What is being asked =>
Give the number of lines in this listing that contain the word "Cuttlefish", and nothing else.

>> Begin Material provided

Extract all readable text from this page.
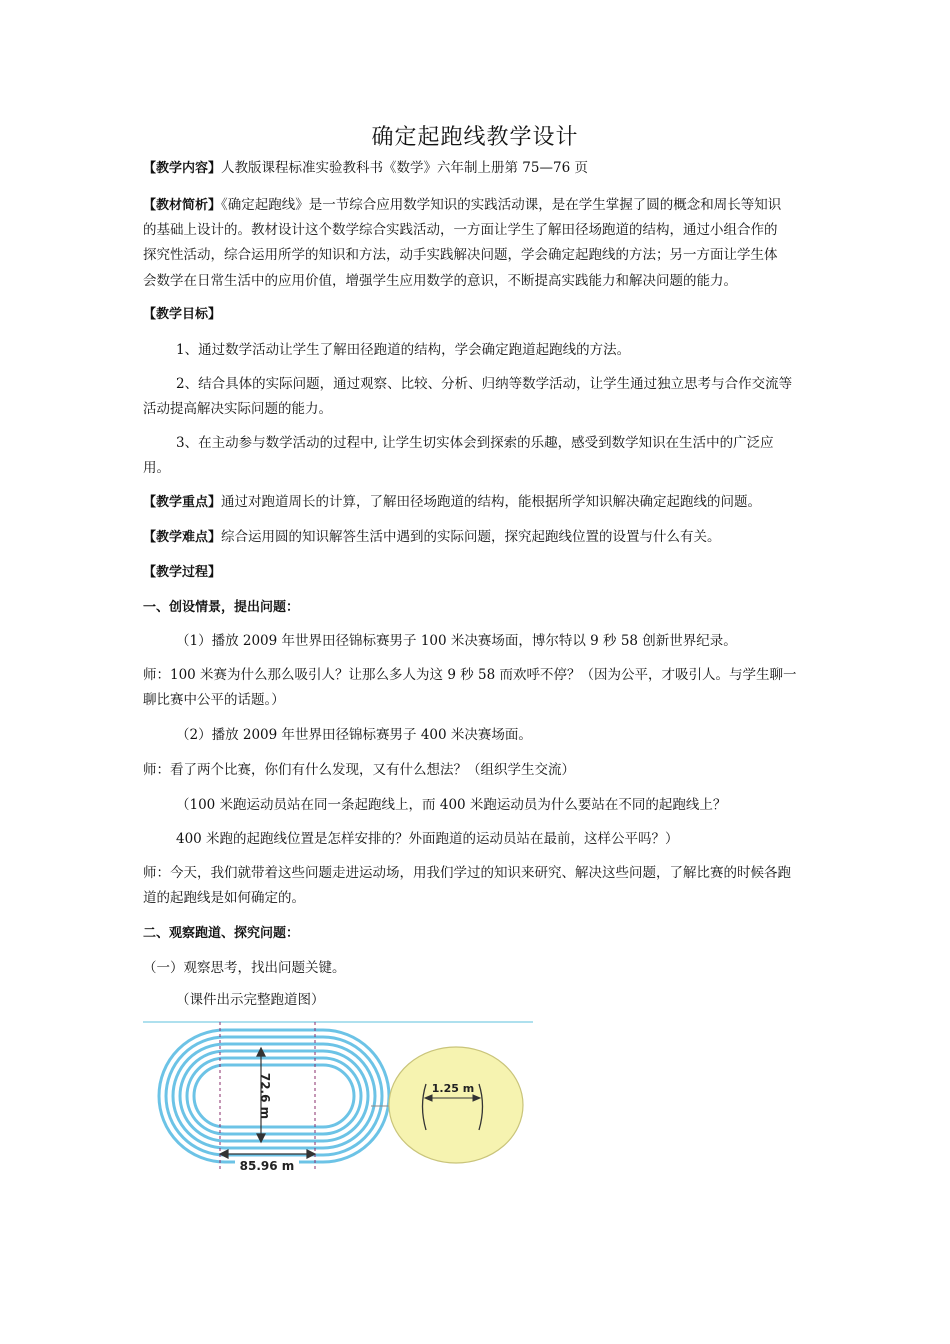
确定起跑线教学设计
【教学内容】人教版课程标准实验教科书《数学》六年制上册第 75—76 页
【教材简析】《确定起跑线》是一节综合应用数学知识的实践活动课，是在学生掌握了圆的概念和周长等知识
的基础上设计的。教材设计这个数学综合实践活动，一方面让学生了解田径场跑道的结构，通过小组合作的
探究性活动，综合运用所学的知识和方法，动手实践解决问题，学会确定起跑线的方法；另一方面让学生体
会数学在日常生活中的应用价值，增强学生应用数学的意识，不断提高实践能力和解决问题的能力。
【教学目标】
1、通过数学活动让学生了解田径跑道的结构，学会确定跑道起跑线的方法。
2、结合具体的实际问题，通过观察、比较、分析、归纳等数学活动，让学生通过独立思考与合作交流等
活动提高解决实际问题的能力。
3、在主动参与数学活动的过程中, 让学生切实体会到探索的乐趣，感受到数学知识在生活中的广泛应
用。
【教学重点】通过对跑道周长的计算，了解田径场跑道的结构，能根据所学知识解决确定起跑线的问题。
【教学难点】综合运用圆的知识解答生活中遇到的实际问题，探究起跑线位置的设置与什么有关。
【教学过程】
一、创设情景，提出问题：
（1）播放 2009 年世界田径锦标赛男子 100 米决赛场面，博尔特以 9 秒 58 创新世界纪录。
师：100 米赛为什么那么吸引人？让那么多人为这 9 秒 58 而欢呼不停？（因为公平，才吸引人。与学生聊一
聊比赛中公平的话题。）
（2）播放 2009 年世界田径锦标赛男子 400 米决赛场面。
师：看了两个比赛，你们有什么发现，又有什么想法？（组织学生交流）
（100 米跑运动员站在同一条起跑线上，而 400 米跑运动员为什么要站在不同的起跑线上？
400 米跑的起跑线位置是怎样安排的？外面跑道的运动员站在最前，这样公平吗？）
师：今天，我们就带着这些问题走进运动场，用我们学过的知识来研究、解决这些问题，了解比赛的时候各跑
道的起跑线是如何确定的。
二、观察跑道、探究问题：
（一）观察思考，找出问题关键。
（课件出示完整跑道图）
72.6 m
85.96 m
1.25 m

>> End Material provided
>> Begin Material provided

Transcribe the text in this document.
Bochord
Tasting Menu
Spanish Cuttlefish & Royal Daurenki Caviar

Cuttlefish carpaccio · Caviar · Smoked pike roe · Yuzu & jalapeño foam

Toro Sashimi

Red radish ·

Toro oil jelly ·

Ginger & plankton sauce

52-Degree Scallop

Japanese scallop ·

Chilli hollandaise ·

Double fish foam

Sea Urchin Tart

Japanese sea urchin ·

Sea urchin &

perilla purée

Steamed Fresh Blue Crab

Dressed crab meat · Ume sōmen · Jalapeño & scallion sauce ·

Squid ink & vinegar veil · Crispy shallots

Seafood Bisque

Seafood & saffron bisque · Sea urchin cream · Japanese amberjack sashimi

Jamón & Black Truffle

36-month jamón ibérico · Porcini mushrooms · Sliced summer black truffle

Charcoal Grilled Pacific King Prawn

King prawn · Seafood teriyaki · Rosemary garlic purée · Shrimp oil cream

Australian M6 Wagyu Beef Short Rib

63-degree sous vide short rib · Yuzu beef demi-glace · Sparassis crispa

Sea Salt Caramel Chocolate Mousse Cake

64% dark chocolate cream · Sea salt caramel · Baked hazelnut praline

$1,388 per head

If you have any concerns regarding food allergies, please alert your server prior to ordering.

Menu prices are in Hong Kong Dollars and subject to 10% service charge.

>> End Material provided

Response below =>
2